Begin Records for this exercise
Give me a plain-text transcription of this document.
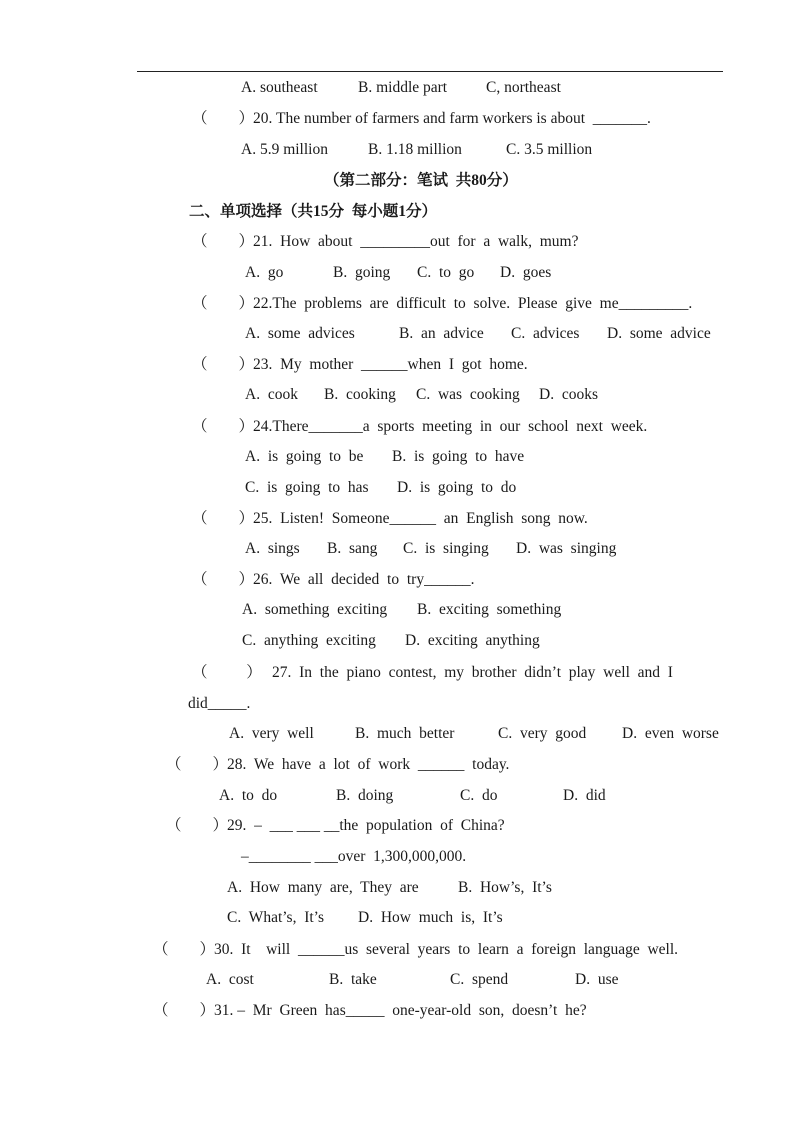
A. southeast	B. middle part	C, northeast
（        ）
20. The number of farmers and farm workers is about  _______.
A. 5.9 million	B. 1.18 million	C. 3.5 million
（第二部分：笔试  共80分）
二、单项选择（共15分  每小题1分）
（        ）
21.  How  about  _________out  for  a  walk,  mum?
A.  go	B.  going C.  to  go D.  goes
（        ）
22.The  problems  are  difficult  to  solve.  Please  give  me_________.
A.  some  advices	B.  an  advice C.  advices D.  some  advice
（        ）
23.  My  mother  ______when  I  got  home.
A.  cook B.  cooking C.  was  cooking D.  cooks
（        ）
24.There_______a  sports  meeting  in  our  school  next  week.
A.  is  going  to  be B.  is  going  to  have
C.  is  going  to  has D.  is  going  to  do
（        ）
25.  Listen!  Someone______  an  English  song  now.
A.  sings B.  sang C.  is  singing D.  was  singing
（        ）
26.  We  all  decided  to  try______.
A.  something  exciting B.  exciting  something
C.  anything  exciting D.  exciting  anything
（          ） 27.  In  the  piano  contest,  my  brother  didn’t  play  well  and  I
did_____.
A.  very  well	B.  much  better	C.  very  good D.  even  worse
（        ）
28.  We  have  a  lot  of  work  ______  today.
A.  to  do	B.  doing	C.  do	D.  did
（        ）
29.  –  ___ ___ __the  population  of  China?
–________ ___over  1,300,000,000.
A.  How  many  are,  They  are	B.  How’s,  It’s
C.  What’s,  It’s D.  How  much  is,  It’s
（        ）
30.  It    will  ______us  several  years  to  learn  a  foreign  language  well.
A.  cost	B.  take	C.  spend	D.  use
（        ）
31. –  Mr  Green  has_____  one-year-old  son,  doesn’t  he?
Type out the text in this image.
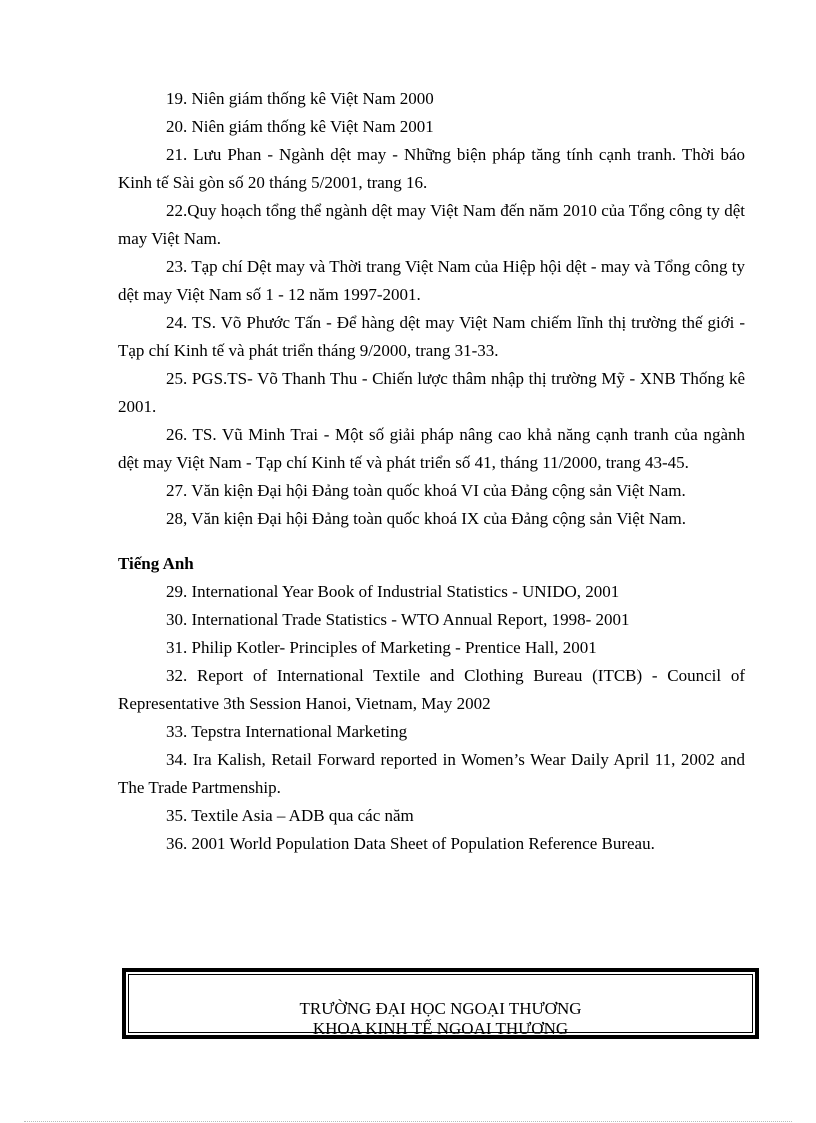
19. Niên giám thống kê Việt Nam 2000

20. Niên giám thống kê Việt Nam 2001

21. Lưu Phan - Ngành dệt may - Những biện pháp tăng tính cạnh tranh. Thời báo Kinh tế Sài gòn số 20 tháng 5/2001, trang 16.

22.Quy hoạch tổng thể ngành dệt may Việt Nam đến năm 2010 của Tổng công ty dệt may Việt Nam.

23. Tạp chí Dệt may và Thời trang Việt Nam của Hiệp hội dệt - may và Tổng công ty dệt may Việt Nam số 1 - 12 năm 1997-2001.

24. TS. Võ Phước Tấn - Để hàng dệt may Việt Nam chiếm lĩnh thị trường thế giới - Tạp chí Kinh tế và phát triển tháng 9/2000, trang 31-33.

25. PGS.TS- Võ Thanh Thu - Chiến lược thâm nhập thị trường Mỹ - XNB Thống kê 2001.

26. TS. Vũ Minh Trai - Một số giải pháp nâng cao khả năng cạnh tranh của ngành dệt may Việt Nam - Tạp chí Kinh tế và phát triển số 41, tháng 11/2000, trang 43-45.

27. Văn kiện Đại hội Đảng toàn quốc khoá VI của Đảng cộng sản Việt Nam.

28, Văn kiện Đại hội Đảng toàn quốc khoá IX của Đảng cộng sản Việt Nam.

Tiếng Anh

29. International Year Book of Industrial Statistics - UNIDO, 2001

30. International Trade Statistics - WTO Annual Report, 1998- 2001

31. Philip Kotler- Principles of Marketing - Prentice Hall, 2001

32. Report of International Textile and Clothing Bureau (ITCB) - Council of Representative 3th Session Hanoi, Vietnam, May 2002

33. Tepstra International Marketing

34. Ira Kalish, Retail Forward reported in Women’s Wear Daily April 11, 2002 and The Trade Partmenship.

35. Textile Asia – ADB qua các năm

36. 2001 World Population Data Sheet of Population Reference Bureau.

TRƯỜNG ĐẠI HỌC NGOẠI THƯƠNG
KHOA KINH TẾ NGOẠI THƯƠNG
End Records for this exercise
Retype all of the entries exactly as written, leaving out any images.

Give me a plain-text transcription of this document.
A. southeast	B. middle part	C, northeast
（        ）
20. The number of farmers and farm workers is about  _______.
A. 5.9 million	B. 1.18 million	C. 3.5 million
（第二部分：笔试  共80分）
二、单项选择（共15分  每小题1分）
（        ）
21.  How  about  _________out  for  a  walk,  mum?
A.  go	B.  going C.  to  go D.  goes
（        ）
22.The  problems  are  difficult  to  solve.  Please  give  me_________.
A.  some  advices	B.  an  advice C.  advices D.  some  advice
（        ）
23.  My  mother  ______when  I  got  home.
A.  cook B.  cooking C.  was  cooking D.  cooks
（        ）
24.There_______a  sports  meeting  in  our  school  next  week.
A.  is  going  to  be B.  is  going  to  have
C.  is  going  to  has D.  is  going  to  do
（        ）
25.  Listen!  Someone______  an  English  song  now.
A.  sings B.  sang C.  is  singing D.  was  singing
（        ）
26.  We  all  decided  to  try______.
A.  something  exciting B.  exciting  something
C.  anything  exciting D.  exciting  anything
（          ） 27.  In  the  piano  contest,  my  brother  didn’t  play  well  and  I
did_____.
A.  very  well	B.  much  better	C.  very  good D.  even  worse
（        ）
28.  We  have  a  lot  of  work  ______  today.
A.  to  do	B.  doing	C.  do	D.  did
（        ）
29.  –  ___ ___ __the  population  of  China?
–________ ___over  1,300,000,000.
A.  How  many  are,  They  are	B.  How’s,  It’s
C.  What’s,  It’s D.  How  much  is,  It’s
（        ）
30.  It    will  ______us  several  years  to  learn  a  foreign  language  well.
A.  cost	B.  take	C.  spend	D.  use
（        ）
31. –  Mr  Green  has_____  one-year-old  son,  doesn’t  he?
Type out the text in this image.
19. Niên giám thống kê Việt Nam 2000

20. Niên giám thống kê Việt Nam 2001

21. Lưu Phan - Ngành dệt may - Những biện pháp tăng tính cạnh tranh. Thời báo Kinh tế Sài gòn số 20 tháng 5/2001, trang 16.

22.Quy hoạch tổng thể ngành dệt may Việt Nam đến năm 2010 của Tổng công ty dệt may Việt Nam.

23. Tạp chí Dệt may và Thời trang Việt Nam của Hiệp hội dệt - may và Tổng công ty dệt may Việt Nam số 1 - 12 năm 1997-2001.

24. TS. Võ Phước Tấn - Để hàng dệt may Việt Nam chiếm lĩnh thị trường thế giới - Tạp chí Kinh tế và phát triển tháng 9/2000, trang 31-33.

25. PGS.TS- Võ Thanh Thu - Chiến lược thâm nhập thị trường Mỹ - XNB Thống kê 2001.

26. TS. Vũ Minh Trai - Một số giải pháp nâng cao khả năng cạnh tranh của ngành dệt may Việt Nam - Tạp chí Kinh tế và phát triển số 41, tháng 11/2000, trang 43-45.

27. Văn kiện Đại hội Đảng toàn quốc khoá VI của Đảng cộng sản Việt Nam.

28, Văn kiện Đại hội Đảng toàn quốc khoá IX của Đảng cộng sản Việt Nam.

Tiếng Anh

29. International Year Book of Industrial Statistics - UNIDO, 2001

30. International Trade Statistics - WTO Annual Report, 1998- 2001

31. Philip Kotler- Principles of Marketing - Prentice Hall, 2001

32. Report of International Textile and Clothing Bureau (ITCB) - Council of Representative 3th Session Hanoi, Vietnam, May 2002

33. Tepstra International Marketing

34. Ira Kalish, Retail Forward reported in Women’s Wear Daily April 11, 2002 and The Trade Partmenship.

35. Textile Asia – ADB qua các năm

36. 2001 World Population Data Sheet of Population Reference Bureau.

TRƯỜNG ĐẠI HỌC NGOẠI THƯƠNG
KHOA KINH TẾ NGOẠI THƯƠNG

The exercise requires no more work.